◆ WHAT THE TASK ASKS:
Can you print the data exactly and leave out each image?

◆ DATA SECTION:

** START **

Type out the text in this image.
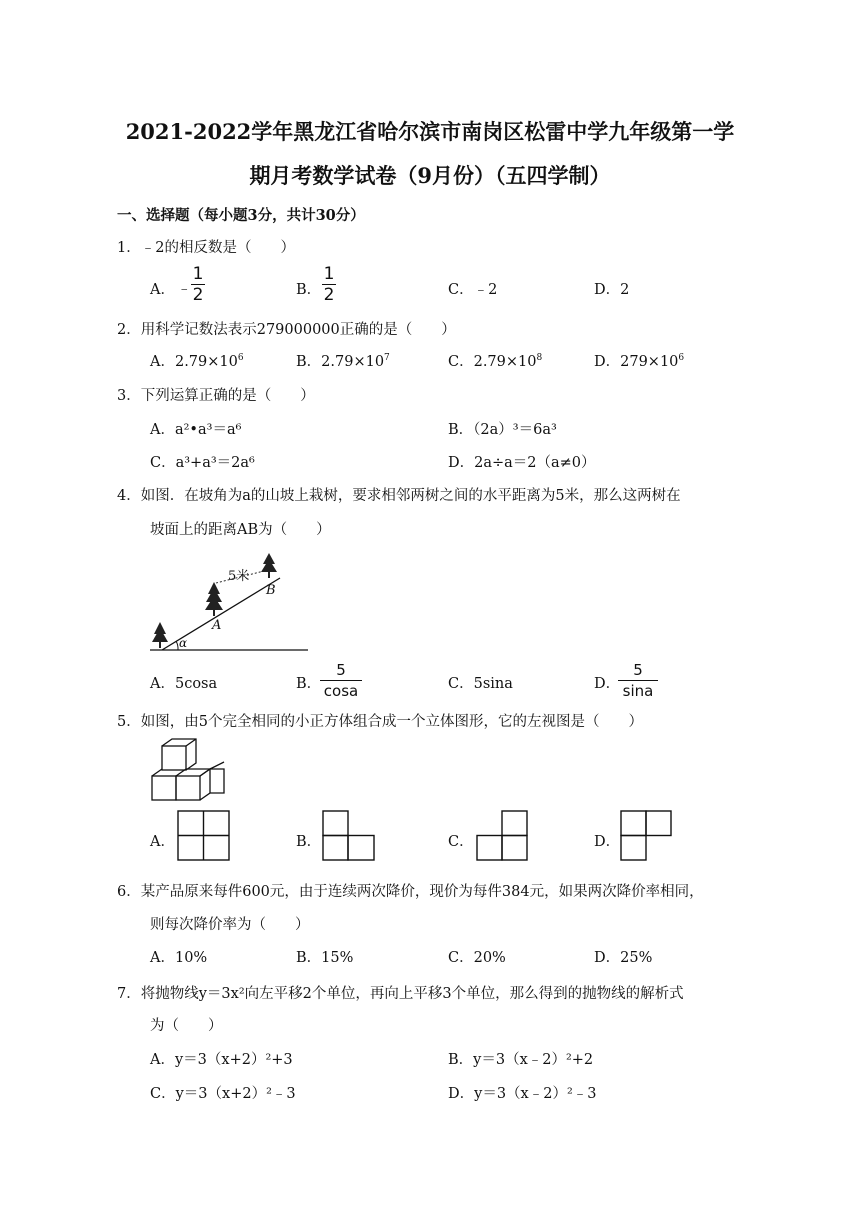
2021-2022学年黑龙江省哈尔滨市南岗区松雷中学九年级第一学
期月考数学试卷（9月份）（五四学制）
一、选择题（每小题3分，共计30分）
1．﹣2的相反数是（　　）
A． ﹣
1
2	B．
1
2	C．﹣2	D．2
2．用科学记数法表示279000000正确的是（　　）
A．$2.79\times 10^6$	B．$2.79\times 10^7$	C．$2.79\times 10^8$	D．$279\times 10^6$
3．下列运算正确的是（　　）
A．a²•a³＝a⁶	B．（2a）³＝6a³
C．a³+a³＝2a⁶	D．2a÷a＝2（a≠0）
4．如图．在坡角为a的山坡上栽树，要求相邻两树之间的水平距离为5米，那么这两树在
坡面上的距离AB为（　　）
5米
A
B
α
A．5cosa	B．
5
cosa	C．5sina	D．
5
sina
5．如图，由5个完全相同的小正方体组合成一个立体图形，它的左视图是（　　）
A．	B．	C．	D．
6．某产品原来每件600元，由于连续两次降价，现价为每件384元，如果两次降价率相同，
则每次降价率为（　　）
A．10%	B．15%	C．20%	D．25%
7．将抛物线y＝3x²向左平移2个单位，再向上平移3个单位，那么得到的抛物线的解析式
为（　　）
A．y＝3（x+2）²+3	B．y＝3（x﹣2）²+2
C．y＝3（x+2）²﹣3	D．y＝3（x﹣2）²﹣3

** END **

◆ RESPONSE TO THE TASK:
Type out the text in this image.
2021-2022学年黑龙江省哈尔滨市南岗区松雷中学九年级第一学
期月考数学试卷（9月份）（五四学制）
一、选择题（每小题3分，共计30分）
1．﹣2的相反数是（　　）
A． ﹣
1
2	B．
1
2	C．﹣2	D．2
2．用科学记数法表示279000000正确的是（　　）
A．$2.79\times 10^6$	B．$2.79\times 10^7$	C．$2.79\times 10^8$	D．$279\times 10^6$
3．下列运算正确的是（　　）
A．a²•a³＝a⁶	B．（2a）³＝6a³
C．a³+a³＝2a⁶	D．2a÷a＝2（a≠0）
4．如图．在坡角为a的山坡上栽树，要求相邻两树之间的水平距离为5米，那么这两树在
坡面上的距离AB为（　　）
5米
A
B
α
A．5cosa	B．
5
cosa	C．5sina	D．
5
sina
5．如图，由5个完全相同的小正方体组合成一个立体图形，它的左视图是（　　）
A．	B．	C．	D．
6．某产品原来每件600元，由于连续两次降价，现价为每件384元，如果两次降价率相同，
则每次降价率为（　　）
A．10%	B．15%	C．20%	D．25%
7．将抛物线y＝3x²向左平移2个单位，再向上平移3个单位，那么得到的抛物线的解析式
为（　　）
A．y＝3（x+2）²+3	B．y＝3（x﹣2）²+2
C．y＝3（x+2）²﹣3	D．y＝3（x﹣2）²﹣3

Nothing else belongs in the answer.